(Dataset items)
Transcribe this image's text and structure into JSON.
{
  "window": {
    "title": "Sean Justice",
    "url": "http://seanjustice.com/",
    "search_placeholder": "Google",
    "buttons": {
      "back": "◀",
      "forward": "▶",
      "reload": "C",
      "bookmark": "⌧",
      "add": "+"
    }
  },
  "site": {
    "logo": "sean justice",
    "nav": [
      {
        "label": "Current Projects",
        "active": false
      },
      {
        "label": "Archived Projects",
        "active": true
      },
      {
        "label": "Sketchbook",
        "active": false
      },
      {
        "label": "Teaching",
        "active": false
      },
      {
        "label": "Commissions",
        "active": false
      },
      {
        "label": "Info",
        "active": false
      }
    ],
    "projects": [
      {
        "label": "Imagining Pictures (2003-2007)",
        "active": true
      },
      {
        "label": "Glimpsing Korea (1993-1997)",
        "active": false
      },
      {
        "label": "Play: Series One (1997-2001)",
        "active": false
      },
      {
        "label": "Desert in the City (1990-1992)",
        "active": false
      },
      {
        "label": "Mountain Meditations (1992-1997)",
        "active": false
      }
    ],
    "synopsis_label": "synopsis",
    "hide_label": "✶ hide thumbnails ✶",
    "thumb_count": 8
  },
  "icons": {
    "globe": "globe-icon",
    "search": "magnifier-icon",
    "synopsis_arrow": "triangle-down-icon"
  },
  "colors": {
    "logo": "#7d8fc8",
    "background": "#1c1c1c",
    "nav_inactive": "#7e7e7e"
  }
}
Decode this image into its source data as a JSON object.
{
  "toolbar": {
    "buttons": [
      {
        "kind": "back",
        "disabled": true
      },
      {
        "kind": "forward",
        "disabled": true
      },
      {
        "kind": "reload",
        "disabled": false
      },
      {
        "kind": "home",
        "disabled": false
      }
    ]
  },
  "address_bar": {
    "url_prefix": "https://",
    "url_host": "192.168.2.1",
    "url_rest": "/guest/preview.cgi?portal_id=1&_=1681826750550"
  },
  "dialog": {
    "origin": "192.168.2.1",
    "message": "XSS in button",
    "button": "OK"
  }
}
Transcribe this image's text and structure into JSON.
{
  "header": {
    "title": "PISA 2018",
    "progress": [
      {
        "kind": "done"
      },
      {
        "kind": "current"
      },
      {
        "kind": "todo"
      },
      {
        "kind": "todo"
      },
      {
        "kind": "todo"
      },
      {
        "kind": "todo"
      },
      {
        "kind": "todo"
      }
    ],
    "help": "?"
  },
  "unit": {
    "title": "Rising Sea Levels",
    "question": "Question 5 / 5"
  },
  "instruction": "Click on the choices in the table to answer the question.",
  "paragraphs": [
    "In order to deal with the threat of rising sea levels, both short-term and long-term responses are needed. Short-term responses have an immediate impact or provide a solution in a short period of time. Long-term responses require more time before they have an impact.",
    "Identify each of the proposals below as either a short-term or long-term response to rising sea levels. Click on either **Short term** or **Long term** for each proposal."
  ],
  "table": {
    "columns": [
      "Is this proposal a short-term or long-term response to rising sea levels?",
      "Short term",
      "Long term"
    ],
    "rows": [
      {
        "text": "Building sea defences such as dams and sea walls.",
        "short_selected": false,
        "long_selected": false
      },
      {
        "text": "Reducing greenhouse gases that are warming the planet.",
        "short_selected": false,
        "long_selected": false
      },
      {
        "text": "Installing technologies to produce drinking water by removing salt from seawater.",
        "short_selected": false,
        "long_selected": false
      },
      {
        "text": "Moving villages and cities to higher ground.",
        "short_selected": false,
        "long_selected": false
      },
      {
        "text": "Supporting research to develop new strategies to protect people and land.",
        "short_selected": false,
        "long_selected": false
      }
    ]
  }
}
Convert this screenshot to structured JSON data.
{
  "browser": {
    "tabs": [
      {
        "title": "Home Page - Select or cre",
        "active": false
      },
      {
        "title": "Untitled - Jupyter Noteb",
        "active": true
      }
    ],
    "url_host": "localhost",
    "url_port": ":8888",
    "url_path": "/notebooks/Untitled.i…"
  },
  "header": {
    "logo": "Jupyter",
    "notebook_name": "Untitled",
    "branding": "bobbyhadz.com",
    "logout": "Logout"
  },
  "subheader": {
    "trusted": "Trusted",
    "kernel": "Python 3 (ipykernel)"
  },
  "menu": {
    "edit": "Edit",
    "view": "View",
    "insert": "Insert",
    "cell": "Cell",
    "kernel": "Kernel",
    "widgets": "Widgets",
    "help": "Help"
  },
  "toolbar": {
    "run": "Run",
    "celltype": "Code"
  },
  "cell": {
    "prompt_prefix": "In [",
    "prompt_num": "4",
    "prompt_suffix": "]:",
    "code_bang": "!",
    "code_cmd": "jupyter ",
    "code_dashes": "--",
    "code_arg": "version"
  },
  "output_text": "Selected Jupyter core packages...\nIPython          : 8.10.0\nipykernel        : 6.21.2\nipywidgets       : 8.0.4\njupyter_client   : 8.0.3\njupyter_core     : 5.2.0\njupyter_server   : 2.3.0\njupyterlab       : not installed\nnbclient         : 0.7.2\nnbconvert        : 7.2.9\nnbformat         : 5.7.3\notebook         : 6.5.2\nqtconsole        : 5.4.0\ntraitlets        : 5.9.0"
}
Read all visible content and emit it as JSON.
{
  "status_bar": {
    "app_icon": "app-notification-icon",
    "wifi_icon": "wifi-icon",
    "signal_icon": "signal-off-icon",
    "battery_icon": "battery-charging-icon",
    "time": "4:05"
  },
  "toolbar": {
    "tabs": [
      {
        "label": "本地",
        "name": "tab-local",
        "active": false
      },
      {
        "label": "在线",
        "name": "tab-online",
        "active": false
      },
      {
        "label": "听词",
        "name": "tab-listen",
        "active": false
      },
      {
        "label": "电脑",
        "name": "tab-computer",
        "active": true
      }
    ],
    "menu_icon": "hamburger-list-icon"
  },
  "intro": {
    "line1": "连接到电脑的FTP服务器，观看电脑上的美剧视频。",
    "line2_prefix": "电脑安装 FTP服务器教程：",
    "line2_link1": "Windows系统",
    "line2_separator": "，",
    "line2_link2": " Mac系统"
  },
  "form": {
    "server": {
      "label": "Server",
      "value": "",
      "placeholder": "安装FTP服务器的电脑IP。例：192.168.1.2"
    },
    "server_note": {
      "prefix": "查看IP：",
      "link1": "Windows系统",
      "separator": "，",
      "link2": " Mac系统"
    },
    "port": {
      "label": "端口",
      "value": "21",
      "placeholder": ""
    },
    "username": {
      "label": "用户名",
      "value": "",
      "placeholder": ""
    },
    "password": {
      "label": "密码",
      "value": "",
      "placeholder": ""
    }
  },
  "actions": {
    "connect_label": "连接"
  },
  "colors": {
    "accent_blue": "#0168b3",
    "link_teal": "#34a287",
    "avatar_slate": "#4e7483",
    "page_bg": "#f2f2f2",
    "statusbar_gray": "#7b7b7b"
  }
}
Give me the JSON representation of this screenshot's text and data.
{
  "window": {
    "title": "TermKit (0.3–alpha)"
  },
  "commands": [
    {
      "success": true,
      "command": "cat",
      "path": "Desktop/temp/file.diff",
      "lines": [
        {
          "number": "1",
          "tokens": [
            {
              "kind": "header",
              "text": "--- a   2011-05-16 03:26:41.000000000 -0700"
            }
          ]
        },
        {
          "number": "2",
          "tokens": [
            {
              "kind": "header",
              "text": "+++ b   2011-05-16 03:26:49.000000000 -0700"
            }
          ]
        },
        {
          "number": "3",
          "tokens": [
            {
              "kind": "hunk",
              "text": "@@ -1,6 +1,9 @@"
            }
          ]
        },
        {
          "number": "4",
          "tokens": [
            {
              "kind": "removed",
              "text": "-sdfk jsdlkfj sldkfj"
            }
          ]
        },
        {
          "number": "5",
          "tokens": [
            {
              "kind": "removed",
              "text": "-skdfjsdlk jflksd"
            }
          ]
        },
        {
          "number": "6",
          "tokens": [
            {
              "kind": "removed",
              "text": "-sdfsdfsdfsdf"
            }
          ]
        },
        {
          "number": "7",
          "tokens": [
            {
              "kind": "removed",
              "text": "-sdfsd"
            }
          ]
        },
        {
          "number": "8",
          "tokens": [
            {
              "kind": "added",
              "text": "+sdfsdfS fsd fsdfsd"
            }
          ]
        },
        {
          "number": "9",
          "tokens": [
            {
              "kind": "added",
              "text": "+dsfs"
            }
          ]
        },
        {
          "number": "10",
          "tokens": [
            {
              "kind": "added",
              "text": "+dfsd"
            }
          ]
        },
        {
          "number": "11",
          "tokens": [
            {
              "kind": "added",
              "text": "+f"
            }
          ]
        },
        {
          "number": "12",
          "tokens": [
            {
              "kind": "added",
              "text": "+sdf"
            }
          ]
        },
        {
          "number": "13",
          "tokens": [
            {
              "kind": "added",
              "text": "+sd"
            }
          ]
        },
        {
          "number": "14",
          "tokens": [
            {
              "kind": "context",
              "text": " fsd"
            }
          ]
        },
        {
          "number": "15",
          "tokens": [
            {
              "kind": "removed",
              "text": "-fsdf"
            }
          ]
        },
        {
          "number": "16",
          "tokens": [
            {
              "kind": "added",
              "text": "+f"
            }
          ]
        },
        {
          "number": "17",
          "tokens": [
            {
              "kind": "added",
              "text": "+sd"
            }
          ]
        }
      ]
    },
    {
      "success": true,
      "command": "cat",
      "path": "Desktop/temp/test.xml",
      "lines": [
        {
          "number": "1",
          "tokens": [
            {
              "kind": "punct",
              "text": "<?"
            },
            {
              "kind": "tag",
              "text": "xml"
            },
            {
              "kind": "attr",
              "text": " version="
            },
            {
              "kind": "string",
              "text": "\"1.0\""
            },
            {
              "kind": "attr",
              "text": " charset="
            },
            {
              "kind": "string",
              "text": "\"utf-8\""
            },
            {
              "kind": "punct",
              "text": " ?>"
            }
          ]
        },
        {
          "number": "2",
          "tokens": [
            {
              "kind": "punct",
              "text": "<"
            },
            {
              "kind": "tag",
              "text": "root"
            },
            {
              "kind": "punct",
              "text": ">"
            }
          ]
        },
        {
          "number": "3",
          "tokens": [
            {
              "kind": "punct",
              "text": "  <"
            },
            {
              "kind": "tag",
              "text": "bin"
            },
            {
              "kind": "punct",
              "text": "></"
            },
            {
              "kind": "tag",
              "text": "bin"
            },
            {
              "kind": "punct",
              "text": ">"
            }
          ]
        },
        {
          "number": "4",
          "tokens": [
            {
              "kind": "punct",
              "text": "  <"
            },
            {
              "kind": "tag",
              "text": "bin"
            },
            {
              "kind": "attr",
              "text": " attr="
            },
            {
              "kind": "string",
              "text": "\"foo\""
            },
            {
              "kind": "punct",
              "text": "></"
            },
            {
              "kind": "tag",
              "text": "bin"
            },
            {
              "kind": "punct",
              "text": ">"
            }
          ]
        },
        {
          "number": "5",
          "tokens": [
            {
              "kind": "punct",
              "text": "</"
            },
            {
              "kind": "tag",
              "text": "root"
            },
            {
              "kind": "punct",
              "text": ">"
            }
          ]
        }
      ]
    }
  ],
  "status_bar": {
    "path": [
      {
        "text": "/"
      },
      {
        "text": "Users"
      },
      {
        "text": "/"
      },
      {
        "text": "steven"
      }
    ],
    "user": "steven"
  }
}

:: What the exercise asks ::
Reply with nothing except the number of lines in the listing above that include the string "screenshot".

:: The answer ::
2